* PROBLEM TO SOLVE
Scan the data beneath this task and copy each line that includes "Jose".

* DATASET ROWS
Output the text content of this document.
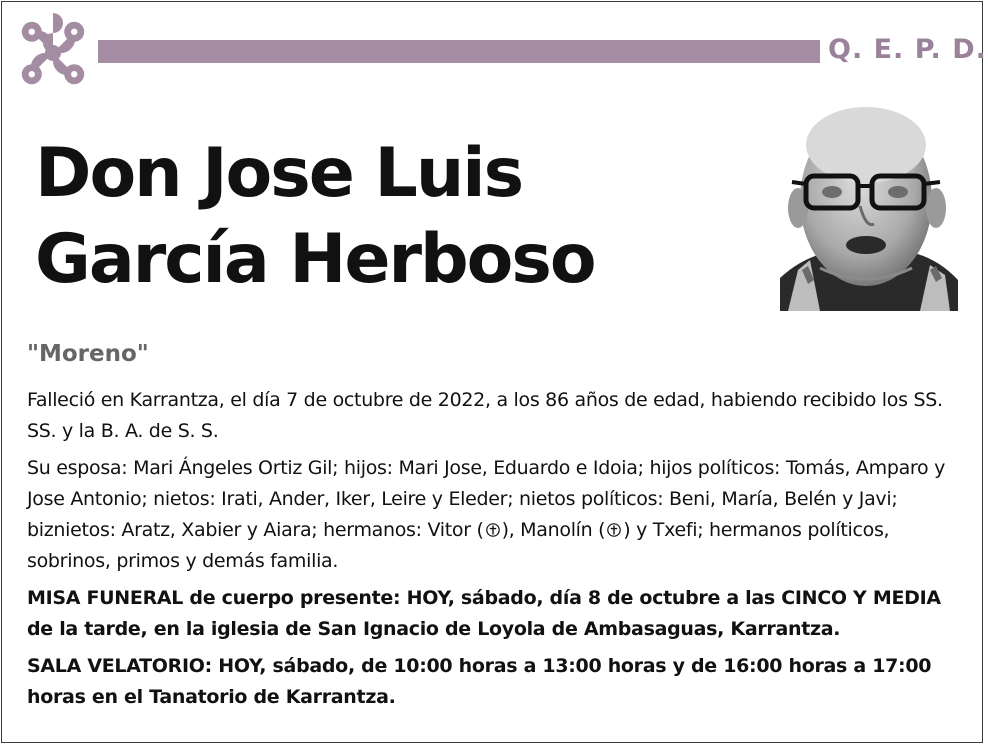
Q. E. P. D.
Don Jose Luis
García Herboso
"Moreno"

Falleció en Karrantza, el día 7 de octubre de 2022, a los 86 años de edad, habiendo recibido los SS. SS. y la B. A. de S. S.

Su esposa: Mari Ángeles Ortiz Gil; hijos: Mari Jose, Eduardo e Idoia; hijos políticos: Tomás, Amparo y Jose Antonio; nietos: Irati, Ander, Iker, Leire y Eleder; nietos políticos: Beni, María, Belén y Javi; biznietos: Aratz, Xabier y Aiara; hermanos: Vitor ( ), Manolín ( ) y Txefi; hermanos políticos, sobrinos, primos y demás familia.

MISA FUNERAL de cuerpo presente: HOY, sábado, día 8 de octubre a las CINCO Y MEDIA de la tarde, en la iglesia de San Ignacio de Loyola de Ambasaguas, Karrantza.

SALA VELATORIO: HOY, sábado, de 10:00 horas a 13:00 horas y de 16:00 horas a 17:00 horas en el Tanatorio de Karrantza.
...
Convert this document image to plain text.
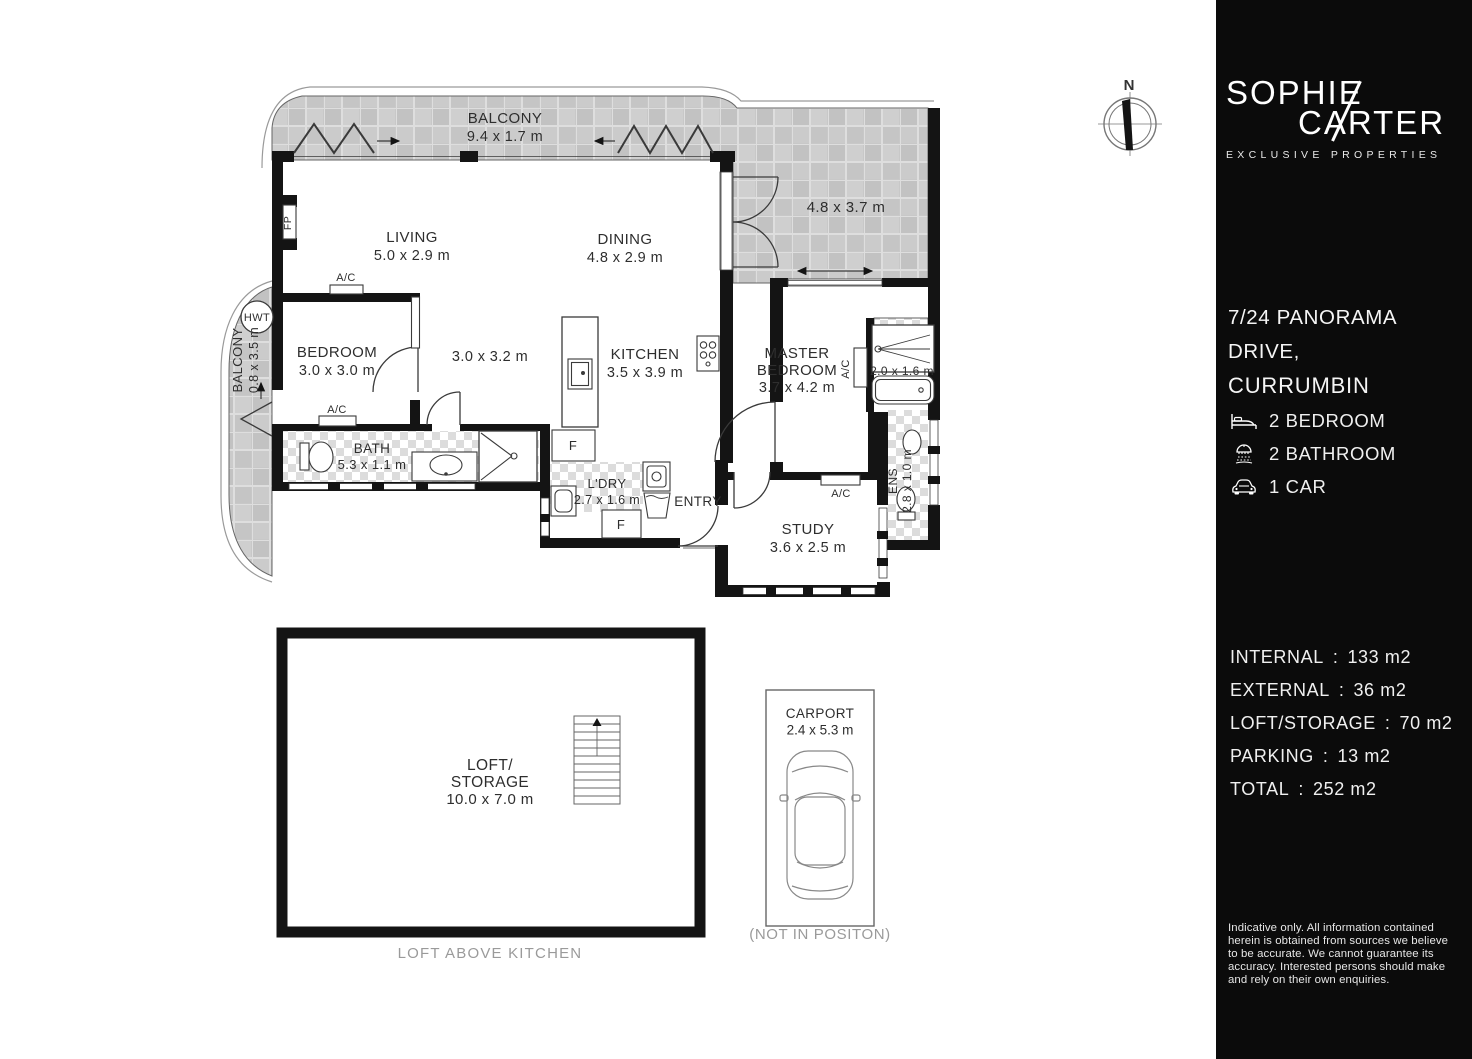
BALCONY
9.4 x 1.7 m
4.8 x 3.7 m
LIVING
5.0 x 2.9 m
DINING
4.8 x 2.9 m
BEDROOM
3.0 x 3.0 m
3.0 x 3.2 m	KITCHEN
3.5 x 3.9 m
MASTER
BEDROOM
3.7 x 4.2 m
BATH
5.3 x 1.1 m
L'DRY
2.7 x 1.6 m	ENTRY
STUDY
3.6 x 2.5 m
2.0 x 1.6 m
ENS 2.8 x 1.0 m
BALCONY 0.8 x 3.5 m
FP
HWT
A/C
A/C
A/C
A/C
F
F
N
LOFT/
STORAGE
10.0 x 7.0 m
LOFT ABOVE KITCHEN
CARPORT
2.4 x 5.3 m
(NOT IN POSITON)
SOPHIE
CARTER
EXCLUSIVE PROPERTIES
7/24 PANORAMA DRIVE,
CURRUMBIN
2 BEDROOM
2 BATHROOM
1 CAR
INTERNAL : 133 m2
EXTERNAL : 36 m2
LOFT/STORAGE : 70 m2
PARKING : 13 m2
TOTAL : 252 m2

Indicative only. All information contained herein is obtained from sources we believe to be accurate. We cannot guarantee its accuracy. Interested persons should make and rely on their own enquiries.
...
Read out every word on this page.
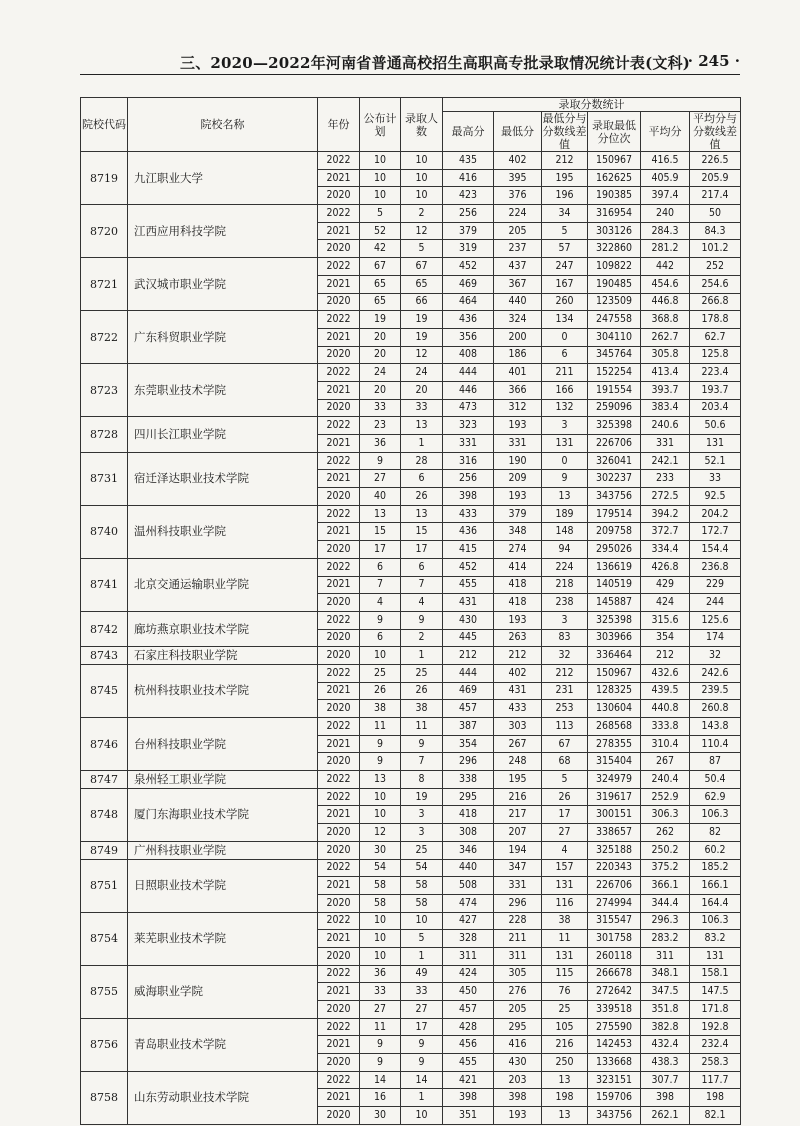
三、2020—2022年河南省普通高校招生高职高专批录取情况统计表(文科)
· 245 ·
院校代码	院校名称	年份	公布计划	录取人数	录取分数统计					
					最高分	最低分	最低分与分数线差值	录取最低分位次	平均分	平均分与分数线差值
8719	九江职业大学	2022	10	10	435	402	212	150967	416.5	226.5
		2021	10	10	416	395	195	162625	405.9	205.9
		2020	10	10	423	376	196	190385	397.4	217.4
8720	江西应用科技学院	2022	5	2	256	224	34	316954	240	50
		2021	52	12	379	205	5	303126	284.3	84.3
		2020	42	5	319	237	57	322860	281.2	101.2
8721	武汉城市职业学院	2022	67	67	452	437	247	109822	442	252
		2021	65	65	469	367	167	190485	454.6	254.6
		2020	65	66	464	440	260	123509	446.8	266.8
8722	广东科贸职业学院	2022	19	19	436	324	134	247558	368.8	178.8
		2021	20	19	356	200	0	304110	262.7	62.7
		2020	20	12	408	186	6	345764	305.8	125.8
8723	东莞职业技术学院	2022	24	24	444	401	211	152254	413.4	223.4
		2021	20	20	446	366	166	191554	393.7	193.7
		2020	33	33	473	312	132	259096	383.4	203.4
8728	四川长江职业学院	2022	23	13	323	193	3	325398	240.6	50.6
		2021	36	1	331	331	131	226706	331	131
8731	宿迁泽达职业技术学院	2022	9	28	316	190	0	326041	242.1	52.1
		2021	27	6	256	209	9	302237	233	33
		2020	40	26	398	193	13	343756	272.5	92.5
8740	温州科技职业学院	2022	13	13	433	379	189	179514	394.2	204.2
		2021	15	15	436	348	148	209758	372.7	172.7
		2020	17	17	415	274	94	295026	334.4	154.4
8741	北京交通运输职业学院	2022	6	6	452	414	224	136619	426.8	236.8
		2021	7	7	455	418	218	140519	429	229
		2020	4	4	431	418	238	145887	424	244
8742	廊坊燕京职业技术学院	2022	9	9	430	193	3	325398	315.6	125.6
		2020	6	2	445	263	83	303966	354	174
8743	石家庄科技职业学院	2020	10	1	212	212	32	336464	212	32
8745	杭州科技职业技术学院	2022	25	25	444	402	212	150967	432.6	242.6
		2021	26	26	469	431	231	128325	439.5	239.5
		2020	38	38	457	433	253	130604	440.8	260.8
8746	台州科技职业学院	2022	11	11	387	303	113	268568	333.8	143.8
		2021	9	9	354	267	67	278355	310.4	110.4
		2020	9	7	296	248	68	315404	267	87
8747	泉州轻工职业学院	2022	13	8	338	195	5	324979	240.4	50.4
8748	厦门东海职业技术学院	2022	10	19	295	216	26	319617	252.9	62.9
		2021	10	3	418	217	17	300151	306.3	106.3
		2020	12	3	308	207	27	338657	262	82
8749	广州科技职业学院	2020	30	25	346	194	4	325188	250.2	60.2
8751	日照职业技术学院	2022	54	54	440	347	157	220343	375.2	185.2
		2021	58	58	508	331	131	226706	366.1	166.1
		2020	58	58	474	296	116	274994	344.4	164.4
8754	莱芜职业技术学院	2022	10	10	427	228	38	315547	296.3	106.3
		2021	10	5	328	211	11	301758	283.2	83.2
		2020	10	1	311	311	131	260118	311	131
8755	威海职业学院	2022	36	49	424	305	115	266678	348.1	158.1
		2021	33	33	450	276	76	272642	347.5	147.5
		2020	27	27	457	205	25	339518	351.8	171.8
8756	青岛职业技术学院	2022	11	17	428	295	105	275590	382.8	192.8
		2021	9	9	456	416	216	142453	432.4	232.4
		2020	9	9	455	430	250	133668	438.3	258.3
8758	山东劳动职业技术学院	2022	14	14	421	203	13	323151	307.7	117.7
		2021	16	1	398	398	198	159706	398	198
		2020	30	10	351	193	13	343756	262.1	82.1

* OUTPUT OF THE TASK
Don Jose Luis
Su esposa: Mari Ángeles Ortiz Gil; hijos: Mari Jose, Eduardo e Idoia; hijos políticos: Tomás, Amparo y Jose Antonio; nietos: Irati, Ander, Iker, Leire y Eleder; nietos políticos: Beni, María, Belén y Javi; biznietos: Aratz, Xabier y Aiara; hermanos: Vitor ( ), Manolín ( ) y Txefi; hermanos políticos, sobrinos, primos y demás familia.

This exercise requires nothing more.